Count how many lines below include the string "Lack", and give that number without anything else.

------------

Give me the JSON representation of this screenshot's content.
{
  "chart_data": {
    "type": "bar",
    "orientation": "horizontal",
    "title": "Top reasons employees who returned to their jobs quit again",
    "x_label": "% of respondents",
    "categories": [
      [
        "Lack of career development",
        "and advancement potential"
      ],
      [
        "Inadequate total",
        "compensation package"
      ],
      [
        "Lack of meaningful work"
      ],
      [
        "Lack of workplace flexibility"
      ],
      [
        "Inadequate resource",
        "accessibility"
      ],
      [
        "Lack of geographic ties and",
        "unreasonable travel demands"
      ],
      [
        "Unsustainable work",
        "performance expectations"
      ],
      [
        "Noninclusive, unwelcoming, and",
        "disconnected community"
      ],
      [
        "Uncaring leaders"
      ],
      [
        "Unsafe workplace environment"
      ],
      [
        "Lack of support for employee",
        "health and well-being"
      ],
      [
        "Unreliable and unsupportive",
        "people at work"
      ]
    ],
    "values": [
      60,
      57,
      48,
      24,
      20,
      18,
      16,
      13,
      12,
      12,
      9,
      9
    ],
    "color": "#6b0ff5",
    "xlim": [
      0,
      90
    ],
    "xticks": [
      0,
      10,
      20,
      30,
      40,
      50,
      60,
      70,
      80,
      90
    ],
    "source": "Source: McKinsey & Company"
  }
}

------------

● **Solution below**
5